* **Input material**:

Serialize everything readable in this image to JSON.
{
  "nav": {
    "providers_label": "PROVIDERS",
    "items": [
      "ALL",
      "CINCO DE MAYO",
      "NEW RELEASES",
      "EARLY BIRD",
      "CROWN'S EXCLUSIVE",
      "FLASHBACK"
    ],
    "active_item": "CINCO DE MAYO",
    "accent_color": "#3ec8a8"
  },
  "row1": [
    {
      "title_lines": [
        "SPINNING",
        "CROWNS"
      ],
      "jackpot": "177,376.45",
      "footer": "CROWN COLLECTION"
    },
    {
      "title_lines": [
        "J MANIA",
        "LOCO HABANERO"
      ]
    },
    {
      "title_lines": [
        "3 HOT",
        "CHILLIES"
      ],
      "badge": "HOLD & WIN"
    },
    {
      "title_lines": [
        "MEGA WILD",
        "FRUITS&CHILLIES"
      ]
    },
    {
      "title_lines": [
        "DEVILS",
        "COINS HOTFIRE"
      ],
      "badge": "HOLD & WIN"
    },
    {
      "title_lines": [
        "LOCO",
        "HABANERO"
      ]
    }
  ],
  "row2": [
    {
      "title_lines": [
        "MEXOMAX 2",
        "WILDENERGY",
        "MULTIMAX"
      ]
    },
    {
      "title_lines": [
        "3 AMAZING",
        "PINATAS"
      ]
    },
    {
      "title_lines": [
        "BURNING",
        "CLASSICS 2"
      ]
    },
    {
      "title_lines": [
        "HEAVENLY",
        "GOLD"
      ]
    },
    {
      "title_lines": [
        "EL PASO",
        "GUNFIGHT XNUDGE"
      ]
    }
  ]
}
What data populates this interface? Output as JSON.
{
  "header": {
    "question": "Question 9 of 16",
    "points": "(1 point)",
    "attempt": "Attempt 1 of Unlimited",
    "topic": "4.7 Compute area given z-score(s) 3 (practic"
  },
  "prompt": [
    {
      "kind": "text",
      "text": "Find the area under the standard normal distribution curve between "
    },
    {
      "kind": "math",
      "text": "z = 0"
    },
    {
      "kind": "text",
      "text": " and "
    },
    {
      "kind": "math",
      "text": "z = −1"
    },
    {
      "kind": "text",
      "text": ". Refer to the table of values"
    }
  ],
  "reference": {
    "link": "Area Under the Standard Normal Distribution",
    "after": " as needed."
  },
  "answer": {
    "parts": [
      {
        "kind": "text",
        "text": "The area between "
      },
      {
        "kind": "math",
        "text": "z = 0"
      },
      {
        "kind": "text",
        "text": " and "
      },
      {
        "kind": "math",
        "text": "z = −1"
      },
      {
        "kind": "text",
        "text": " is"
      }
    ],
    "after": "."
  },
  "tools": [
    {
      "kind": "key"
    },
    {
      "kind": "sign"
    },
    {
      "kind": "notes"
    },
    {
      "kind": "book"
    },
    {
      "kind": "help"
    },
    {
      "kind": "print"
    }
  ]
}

* **Short task**: Extract all of the material exactly as it is written.

* **Task response**:
Serialize everything readable in this image to JSON.
{
  "nav": {
    "providers_label": "PROVIDERS",
    "items": [
      "ALL",
      "CINCO DE MAYO",
      "NEW RELEASES",
      "EARLY BIRD",
      "CROWN'S EXCLUSIVE",
      "FLASHBACK"
    ],
    "active_item": "CINCO DE MAYO",
    "accent_color": "#3ec8a8"
  },
  "row1": [
    {
      "title_lines": [
        "SPINNING",
        "CROWNS"
      ],
      "jackpot": "177,376.45",
      "footer": "CROWN COLLECTION"
    },
    {
      "title_lines": [
        "J MANIA",
        "LOCO HABANERO"
      ]
    },
    {
      "title_lines": [
        "3 HOT",
        "CHILLIES"
      ],
      "badge": "HOLD & WIN"
    },
    {
      "title_lines": [
        "MEGA WILD",
        "FRUITS&CHILLIES"
      ]
    },
    {
      "title_lines": [
        "DEVILS",
        "COINS HOTFIRE"
      ],
      "badge": "HOLD & WIN"
    },
    {
      "title_lines": [
        "LOCO",
        "HABANERO"
      ]
    }
  ],
  "row2": [
    {
      "title_lines": [
        "MEXOMAX 2",
        "WILDENERGY",
        "MULTIMAX"
      ]
    },
    {
      "title_lines": [
        "3 AMAZING",
        "PINATAS"
      ]
    },
    {
      "title_lines": [
        "BURNING",
        "CLASSICS 2"
      ]
    },
    {
      "title_lines": [
        "HEAVENLY",
        "GOLD"
      ]
    },
    {
      "title_lines": [
        "EL PASO",
        "GUNFIGHT XNUDGE"
      ]
    }
  ]
}
What data populates this interface? Output as JSON.
{
  "header": {
    "question": "Question 9 of 16",
    "points": "(1 point)",
    "attempt": "Attempt 1 of Unlimited",
    "topic": "4.7 Compute area given z-score(s) 3 (practic"
  },
  "prompt": [
    {
      "kind": "text",
      "text": "Find the area under the standard normal distribution curve between "
    },
    {
      "kind": "math",
      "text": "z = 0"
    },
    {
      "kind": "text",
      "text": " and "
    },
    {
      "kind": "math",
      "text": "z = −1"
    },
    {
      "kind": "text",
      "text": ". Refer to the table of values"
    }
  ],
  "reference": {
    "link": "Area Under the Standard Normal Distribution",
    "after": " as needed."
  },
  "answer": {
    "parts": [
      {
        "kind": "text",
        "text": "The area between "
      },
      {
        "kind": "math",
        "text": "z = 0"
      },
      {
        "kind": "text",
        "text": " and "
      },
      {
        "kind": "math",
        "text": "z = −1"
      },
      {
        "kind": "text",
        "text": " is"
      }
    ],
    "after": "."
  },
  "tools": [
    {
      "kind": "key"
    },
    {
      "kind": "sign"
    },
    {
      "kind": "notes"
    },
    {
      "kind": "book"
    },
    {
      "kind": "help"
    },
    {
      "kind": "print"
    }
  ]
}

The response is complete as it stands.